● **INFORMACIÓN MOSTRADA**:
|---|

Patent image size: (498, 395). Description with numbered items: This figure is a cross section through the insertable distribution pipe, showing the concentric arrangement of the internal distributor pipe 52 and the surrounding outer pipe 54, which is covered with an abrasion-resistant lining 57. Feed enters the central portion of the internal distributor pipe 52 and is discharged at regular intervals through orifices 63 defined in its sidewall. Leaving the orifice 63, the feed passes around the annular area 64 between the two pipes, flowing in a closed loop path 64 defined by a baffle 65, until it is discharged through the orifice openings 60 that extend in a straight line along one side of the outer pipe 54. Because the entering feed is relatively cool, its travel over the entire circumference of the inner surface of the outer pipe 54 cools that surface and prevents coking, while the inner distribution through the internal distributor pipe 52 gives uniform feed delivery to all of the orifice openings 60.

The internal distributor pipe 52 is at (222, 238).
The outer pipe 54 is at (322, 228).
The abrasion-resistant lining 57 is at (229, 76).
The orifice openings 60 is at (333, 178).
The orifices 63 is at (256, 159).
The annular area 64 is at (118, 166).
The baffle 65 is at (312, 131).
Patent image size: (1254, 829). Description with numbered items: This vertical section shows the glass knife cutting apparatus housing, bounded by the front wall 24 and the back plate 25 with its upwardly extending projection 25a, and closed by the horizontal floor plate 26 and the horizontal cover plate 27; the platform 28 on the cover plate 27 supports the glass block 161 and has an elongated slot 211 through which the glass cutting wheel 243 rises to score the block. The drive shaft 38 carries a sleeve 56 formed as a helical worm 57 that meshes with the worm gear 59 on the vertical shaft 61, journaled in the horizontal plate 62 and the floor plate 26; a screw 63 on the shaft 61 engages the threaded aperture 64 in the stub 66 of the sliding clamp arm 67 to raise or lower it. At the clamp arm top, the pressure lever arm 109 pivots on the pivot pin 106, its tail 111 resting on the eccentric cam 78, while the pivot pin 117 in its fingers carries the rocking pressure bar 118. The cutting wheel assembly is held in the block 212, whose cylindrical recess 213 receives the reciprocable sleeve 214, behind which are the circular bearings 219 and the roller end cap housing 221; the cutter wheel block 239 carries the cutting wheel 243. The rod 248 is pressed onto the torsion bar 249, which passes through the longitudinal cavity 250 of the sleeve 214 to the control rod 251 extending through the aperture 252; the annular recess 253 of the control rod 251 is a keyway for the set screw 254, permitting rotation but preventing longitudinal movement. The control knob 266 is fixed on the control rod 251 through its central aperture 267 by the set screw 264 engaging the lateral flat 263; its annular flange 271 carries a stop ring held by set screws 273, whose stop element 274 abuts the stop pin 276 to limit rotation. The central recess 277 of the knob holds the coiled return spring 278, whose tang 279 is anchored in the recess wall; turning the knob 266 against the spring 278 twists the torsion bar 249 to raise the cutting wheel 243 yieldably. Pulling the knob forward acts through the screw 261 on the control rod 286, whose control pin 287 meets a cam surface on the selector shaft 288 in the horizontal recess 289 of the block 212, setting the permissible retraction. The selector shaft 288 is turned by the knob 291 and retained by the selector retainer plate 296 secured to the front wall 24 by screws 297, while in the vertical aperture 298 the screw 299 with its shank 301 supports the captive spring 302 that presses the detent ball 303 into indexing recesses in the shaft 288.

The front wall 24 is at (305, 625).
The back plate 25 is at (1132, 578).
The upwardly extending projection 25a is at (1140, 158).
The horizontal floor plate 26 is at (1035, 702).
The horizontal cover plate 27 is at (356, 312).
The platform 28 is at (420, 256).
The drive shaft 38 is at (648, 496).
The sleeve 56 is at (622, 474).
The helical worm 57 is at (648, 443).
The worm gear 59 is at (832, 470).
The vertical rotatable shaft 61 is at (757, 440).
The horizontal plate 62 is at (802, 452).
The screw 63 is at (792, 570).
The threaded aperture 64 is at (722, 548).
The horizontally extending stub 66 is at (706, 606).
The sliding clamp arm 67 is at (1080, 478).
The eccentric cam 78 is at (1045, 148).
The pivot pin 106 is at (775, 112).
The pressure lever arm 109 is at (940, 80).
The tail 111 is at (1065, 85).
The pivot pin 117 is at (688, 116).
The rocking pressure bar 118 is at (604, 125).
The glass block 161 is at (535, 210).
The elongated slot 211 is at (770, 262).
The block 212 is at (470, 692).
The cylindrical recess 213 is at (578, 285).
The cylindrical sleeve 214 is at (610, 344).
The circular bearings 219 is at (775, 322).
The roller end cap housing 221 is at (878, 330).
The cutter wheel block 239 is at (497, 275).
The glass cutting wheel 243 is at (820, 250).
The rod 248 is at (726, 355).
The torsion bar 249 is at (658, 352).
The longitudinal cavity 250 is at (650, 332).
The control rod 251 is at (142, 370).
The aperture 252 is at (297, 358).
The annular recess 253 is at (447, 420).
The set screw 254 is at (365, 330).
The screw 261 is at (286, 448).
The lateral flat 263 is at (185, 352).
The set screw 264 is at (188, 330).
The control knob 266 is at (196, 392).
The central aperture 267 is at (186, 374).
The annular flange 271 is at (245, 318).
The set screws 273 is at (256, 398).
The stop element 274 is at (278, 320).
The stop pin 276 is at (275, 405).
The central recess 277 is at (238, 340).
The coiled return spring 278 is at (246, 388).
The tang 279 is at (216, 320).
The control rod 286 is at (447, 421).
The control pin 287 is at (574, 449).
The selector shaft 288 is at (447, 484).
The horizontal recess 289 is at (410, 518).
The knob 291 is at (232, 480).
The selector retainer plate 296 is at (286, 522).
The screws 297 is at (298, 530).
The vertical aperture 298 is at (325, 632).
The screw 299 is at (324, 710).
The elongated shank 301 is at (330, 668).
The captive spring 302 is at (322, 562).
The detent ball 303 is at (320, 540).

|---|

● **LA TAREA**: Copia tal cual cada línea de los datos anteriores, sin omitir ni alterar nada.

● **RESULTADO DEL EJERCICIO**:
Patent image size: (498, 395). Description with numbered items: This figure is a cross section through the insertable distribution pipe, showing the concentric arrangement of the internal distributor pipe 52 and the surrounding outer pipe 54, which is covered with an abrasion-resistant lining 57. Feed enters the central portion of the internal distributor pipe 52 and is discharged at regular intervals through orifices 63 defined in its sidewall. Leaving the orifice 63, the feed passes around the annular area 64 between the two pipes, flowing in a closed loop path 64 defined by a baffle 65, until it is discharged through the orifice openings 60 that extend in a straight line along one side of the outer pipe 54. Because the entering feed is relatively cool, its travel over the entire circumference of the inner surface of the outer pipe 54 cools that surface and prevents coking, while the inner distribution through the internal distributor pipe 52 gives uniform feed delivery to all of the orifice openings 60.

The internal distributor pipe 52 is at (222, 238).
The outer pipe 54 is at (322, 228).
The abrasion-resistant lining 57 is at (229, 76).
The orifice openings 60 is at (333, 178).
The orifices 63 is at (256, 159).
The annular area 64 is at (118, 166).
The baffle 65 is at (312, 131).
Patent image size: (1254, 829). Description with numbered items: This vertical section shows the glass knife cutting apparatus housing, bounded by the front wall 24 and the back plate 25 with its upwardly extending projection 25a, and closed by the horizontal floor plate 26 and the horizontal cover plate 27; the platform 28 on the cover plate 27 supports the glass block 161 and has an elongated slot 211 through which the glass cutting wheel 243 rises to score the block. The drive shaft 38 carries a sleeve 56 formed as a helical worm 57 that meshes with the worm gear 59 on the vertical shaft 61, journaled in the horizontal plate 62 and the floor plate 26; a screw 63 on the shaft 61 engages the threaded aperture 64 in the stub 66 of the sliding clamp arm 67 to raise or lower it. At the clamp arm top, the pressure lever arm 109 pivots on the pivot pin 106, its tail 111 resting on the eccentric cam 78, while the pivot pin 117 in its fingers carries the rocking pressure bar 118. The cutting wheel assembly is held in the block 212, whose cylindrical recess 213 receives the reciprocable sleeve 214, behind which are the circular bearings 219 and the roller end cap housing 221; the cutter wheel block 239 carries the cutting wheel 243. The rod 248 is pressed onto the torsion bar 249, which passes through the longitudinal cavity 250 of the sleeve 214 to the control rod 251 extending through the aperture 252; the annular recess 253 of the control rod 251 is a keyway for the set screw 254, permitting rotation but preventing longitudinal movement. The control knob 266 is fixed on the control rod 251 through its central aperture 267 by the set screw 264 engaging the lateral flat 263; its annular flange 271 carries a stop ring held by set screws 273, whose stop element 274 abuts the stop pin 276 to limit rotation. The central recess 277 of the knob holds the coiled return spring 278, whose tang 279 is anchored in the recess wall; turning the knob 266 against the spring 278 twists the torsion bar 249 to raise the cutting wheel 243 yieldably. Pulling the knob forward acts through the screw 261 on the control rod 286, whose control pin 287 meets a cam surface on the selector shaft 288 in the horizontal recess 289 of the block 212, setting the permissible retraction. The selector shaft 288 is turned by the knob 291 and retained by the selector retainer plate 296 secured to the front wall 24 by screws 297, while in the vertical aperture 298 the screw 299 with its shank 301 supports the captive spring 302 that presses the detent ball 303 into indexing recesses in the shaft 288.

The front wall 24 is at (305, 625).
The back plate 25 is at (1132, 578).
The upwardly extending projection 25a is at (1140, 158).
The horizontal floor plate 26 is at (1035, 702).
The horizontal cover plate 27 is at (356, 312).
The platform 28 is at (420, 256).
The drive shaft 38 is at (648, 496).
The sleeve 56 is at (622, 474).
The helical worm 57 is at (648, 443).
The worm gear 59 is at (832, 470).
The vertical rotatable shaft 61 is at (757, 440).
The horizontal plate 62 is at (802, 452).
The screw 63 is at (792, 570).
The threaded aperture 64 is at (722, 548).
The horizontally extending stub 66 is at (706, 606).
The sliding clamp arm 67 is at (1080, 478).
The eccentric cam 78 is at (1045, 148).
The pivot pin 106 is at (775, 112).
The pressure lever arm 109 is at (940, 80).
The tail 111 is at (1065, 85).
The pivot pin 117 is at (688, 116).
The rocking pressure bar 118 is at (604, 125).
The glass block 161 is at (535, 210).
The elongated slot 211 is at (770, 262).
The block 212 is at (470, 692).
The cylindrical recess 213 is at (578, 285).
The cylindrical sleeve 214 is at (610, 344).
The circular bearings 219 is at (775, 322).
The roller end cap housing 221 is at (878, 330).
The cutter wheel block 239 is at (497, 275).
The glass cutting wheel 243 is at (820, 250).
The rod 248 is at (726, 355).
The torsion bar 249 is at (658, 352).
The longitudinal cavity 250 is at (650, 332).
The control rod 251 is at (142, 370).
The aperture 252 is at (297, 358).
The annular recess 253 is at (447, 420).
The set screw 254 is at (365, 330).
The screw 261 is at (286, 448).
The lateral flat 263 is at (185, 352).
The set screw 264 is at (188, 330).
The control knob 266 is at (196, 392).
The central aperture 267 is at (186, 374).
The annular flange 271 is at (245, 318).
The set screws 273 is at (256, 398).
The stop element 274 is at (278, 320).
The stop pin 276 is at (275, 405).
The central recess 277 is at (238, 340).
The coiled return spring 278 is at (246, 388).
The tang 279 is at (216, 320).
The control rod 286 is at (447, 421).
The control pin 287 is at (574, 449).
The selector shaft 288 is at (447, 484).
The horizontal recess 289 is at (410, 518).
The knob 291 is at (232, 480).
The selector retainer plate 296 is at (286, 522).
The screws 297 is at (298, 530).
The vertical aperture 298 is at (325, 632).
The screw 299 is at (324, 710).
The elongated shank 301 is at (330, 668).
The captive spring 302 is at (322, 562).
The detent ball 303 is at (320, 540).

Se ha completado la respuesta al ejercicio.